§ Request
The output should consist solely of the line containing "Give me a plain-text" and the lines that follow it through the end of the data below.

§ Material to process
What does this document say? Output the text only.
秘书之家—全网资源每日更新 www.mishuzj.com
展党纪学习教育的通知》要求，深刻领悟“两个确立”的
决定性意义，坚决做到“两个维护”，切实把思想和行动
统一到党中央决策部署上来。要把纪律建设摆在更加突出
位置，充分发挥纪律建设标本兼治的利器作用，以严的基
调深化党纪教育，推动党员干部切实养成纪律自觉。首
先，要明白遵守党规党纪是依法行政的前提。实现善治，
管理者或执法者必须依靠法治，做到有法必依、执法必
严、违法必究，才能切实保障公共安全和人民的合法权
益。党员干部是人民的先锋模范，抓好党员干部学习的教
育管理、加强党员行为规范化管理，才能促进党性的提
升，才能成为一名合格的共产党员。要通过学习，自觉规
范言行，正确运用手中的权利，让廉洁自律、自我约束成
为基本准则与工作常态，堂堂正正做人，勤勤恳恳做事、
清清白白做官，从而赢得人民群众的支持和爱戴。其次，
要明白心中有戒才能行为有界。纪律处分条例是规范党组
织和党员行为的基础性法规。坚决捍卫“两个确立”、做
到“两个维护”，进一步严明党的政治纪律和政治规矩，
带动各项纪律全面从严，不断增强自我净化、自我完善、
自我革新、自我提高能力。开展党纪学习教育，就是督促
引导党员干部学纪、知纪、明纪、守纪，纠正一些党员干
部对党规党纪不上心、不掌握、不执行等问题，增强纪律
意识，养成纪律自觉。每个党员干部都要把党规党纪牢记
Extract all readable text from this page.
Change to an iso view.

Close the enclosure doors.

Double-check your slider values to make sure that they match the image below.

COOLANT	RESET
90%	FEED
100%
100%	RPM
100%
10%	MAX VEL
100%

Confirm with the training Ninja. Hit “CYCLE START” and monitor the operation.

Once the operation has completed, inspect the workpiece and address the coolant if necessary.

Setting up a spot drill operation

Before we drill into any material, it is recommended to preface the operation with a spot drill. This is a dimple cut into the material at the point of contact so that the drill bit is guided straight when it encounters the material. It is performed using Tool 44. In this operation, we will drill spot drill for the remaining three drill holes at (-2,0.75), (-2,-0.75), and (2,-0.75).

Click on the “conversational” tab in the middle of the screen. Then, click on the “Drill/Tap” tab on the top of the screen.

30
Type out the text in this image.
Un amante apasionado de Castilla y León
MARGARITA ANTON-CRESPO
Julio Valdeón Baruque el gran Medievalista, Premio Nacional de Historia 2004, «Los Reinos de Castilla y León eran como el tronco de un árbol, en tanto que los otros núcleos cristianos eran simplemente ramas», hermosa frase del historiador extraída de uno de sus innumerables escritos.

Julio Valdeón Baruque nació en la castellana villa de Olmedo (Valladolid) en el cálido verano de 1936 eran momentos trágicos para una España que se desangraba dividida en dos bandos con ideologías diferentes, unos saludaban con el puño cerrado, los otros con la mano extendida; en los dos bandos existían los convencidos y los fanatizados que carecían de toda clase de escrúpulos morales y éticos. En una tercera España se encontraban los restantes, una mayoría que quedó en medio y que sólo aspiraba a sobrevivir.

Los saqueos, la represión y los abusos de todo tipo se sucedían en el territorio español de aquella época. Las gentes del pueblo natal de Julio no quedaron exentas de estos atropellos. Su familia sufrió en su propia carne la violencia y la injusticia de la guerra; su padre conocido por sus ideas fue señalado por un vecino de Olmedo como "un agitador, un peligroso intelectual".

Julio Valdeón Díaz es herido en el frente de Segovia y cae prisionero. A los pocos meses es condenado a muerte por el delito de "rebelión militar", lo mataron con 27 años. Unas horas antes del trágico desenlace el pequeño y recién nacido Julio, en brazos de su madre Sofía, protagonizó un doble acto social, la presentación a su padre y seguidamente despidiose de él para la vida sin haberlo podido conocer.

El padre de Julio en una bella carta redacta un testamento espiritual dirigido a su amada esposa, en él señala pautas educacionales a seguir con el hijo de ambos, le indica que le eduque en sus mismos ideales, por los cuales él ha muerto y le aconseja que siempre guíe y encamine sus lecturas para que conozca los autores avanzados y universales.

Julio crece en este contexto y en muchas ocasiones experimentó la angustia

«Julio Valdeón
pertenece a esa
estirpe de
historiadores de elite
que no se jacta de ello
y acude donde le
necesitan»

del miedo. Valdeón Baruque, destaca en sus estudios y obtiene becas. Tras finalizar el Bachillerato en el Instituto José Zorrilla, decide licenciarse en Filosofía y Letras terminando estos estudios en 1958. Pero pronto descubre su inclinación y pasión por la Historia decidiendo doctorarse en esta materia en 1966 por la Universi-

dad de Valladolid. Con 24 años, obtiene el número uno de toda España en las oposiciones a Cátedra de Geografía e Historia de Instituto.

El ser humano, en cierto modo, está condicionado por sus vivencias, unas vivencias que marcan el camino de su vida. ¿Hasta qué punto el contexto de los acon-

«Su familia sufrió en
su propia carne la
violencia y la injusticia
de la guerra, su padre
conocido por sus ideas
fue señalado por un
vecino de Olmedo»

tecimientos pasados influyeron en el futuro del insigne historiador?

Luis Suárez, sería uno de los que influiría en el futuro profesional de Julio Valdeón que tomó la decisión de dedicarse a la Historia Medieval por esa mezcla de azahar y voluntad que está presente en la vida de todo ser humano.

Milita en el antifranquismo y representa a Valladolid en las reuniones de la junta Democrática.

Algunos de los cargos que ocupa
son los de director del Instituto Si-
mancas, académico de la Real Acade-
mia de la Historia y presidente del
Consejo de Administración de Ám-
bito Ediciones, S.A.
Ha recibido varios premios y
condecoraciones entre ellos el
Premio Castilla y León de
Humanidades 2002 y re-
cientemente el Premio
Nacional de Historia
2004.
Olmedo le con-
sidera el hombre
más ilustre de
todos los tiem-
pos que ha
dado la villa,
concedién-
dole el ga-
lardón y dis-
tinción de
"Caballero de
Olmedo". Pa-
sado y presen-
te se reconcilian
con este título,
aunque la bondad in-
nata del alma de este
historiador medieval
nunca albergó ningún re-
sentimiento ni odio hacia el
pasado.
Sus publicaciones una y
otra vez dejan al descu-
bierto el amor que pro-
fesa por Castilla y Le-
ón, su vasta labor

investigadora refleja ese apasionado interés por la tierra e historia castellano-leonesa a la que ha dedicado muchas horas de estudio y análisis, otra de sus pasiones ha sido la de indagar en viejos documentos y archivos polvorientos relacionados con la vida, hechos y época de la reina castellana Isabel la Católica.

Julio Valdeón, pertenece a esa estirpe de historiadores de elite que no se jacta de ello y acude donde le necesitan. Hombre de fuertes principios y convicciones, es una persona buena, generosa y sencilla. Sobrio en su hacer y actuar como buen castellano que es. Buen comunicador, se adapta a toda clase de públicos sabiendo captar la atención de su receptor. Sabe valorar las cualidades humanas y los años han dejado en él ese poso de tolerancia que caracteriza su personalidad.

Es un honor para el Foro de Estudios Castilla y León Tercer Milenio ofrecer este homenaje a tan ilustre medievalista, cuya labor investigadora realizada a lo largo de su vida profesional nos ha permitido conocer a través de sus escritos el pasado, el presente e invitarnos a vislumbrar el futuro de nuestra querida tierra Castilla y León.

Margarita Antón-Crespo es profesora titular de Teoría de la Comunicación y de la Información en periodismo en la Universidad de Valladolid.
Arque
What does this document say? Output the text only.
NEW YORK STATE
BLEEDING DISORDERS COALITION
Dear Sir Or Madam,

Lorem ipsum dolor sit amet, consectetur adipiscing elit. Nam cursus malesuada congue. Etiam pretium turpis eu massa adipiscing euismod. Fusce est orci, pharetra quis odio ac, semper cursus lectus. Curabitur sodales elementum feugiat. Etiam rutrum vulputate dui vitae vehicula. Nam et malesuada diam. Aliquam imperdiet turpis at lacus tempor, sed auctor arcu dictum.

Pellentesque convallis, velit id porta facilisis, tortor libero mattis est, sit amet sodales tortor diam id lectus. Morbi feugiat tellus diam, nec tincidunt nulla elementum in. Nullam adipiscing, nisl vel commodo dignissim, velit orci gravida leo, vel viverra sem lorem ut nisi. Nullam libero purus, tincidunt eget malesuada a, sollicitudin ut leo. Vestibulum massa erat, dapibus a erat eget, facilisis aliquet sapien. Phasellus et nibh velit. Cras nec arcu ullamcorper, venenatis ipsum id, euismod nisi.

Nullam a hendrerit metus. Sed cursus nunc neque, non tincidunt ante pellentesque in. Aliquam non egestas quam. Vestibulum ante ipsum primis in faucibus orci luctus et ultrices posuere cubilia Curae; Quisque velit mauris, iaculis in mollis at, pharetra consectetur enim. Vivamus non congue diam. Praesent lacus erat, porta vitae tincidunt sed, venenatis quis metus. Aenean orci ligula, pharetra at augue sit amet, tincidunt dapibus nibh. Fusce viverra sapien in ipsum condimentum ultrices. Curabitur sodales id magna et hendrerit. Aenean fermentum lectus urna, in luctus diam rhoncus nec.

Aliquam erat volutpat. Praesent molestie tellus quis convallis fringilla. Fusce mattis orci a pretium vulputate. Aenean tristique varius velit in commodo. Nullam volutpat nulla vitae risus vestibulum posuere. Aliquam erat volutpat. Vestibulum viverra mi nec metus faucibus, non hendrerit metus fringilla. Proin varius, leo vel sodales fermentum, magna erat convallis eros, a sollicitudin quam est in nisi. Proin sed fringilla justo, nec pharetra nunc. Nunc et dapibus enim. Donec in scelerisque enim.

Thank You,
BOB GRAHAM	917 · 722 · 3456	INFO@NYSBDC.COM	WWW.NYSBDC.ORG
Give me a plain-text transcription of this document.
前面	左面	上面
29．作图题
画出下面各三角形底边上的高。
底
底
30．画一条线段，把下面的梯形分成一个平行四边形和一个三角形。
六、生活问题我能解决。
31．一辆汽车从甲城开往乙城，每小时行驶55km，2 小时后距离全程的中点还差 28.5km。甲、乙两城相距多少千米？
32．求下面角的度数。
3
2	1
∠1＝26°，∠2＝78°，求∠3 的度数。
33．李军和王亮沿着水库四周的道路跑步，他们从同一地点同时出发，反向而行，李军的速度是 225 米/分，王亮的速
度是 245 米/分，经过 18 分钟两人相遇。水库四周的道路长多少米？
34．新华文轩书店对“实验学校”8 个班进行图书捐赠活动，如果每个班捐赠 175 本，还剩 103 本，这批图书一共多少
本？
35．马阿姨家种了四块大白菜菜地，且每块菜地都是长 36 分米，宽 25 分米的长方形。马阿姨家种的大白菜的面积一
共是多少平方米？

§ Final answer
Give me a plain-text transcription of this document.
前面	左面	上面
29．作图题
画出下面各三角形底边上的高。
底
底
30．画一条线段，把下面的梯形分成一个平行四边形和一个三角形。
六、生活问题我能解决。
31．一辆汽车从甲城开往乙城，每小时行驶55km，2 小时后距离全程的中点还差 28.5km。甲、乙两城相距多少千米？
32．求下面角的度数。
3
2	1
∠1＝26°，∠2＝78°，求∠3 的度数。
33．李军和王亮沿着水库四周的道路跑步，他们从同一地点同时出发，反向而行，李军的速度是 225 米/分，王亮的速
度是 245 米/分，经过 18 分钟两人相遇。水库四周的道路长多少米？
34．新华文轩书店对“实验学校”8 个班进行图书捐赠活动，如果每个班捐赠 175 本，还剩 103 本，这批图书一共多少
本？
35．马阿姨家种了四块大白菜菜地，且每块菜地都是长 36 分米，宽 25 分米的长方形。马阿姨家种的大白菜的面积一
共是多少平方米？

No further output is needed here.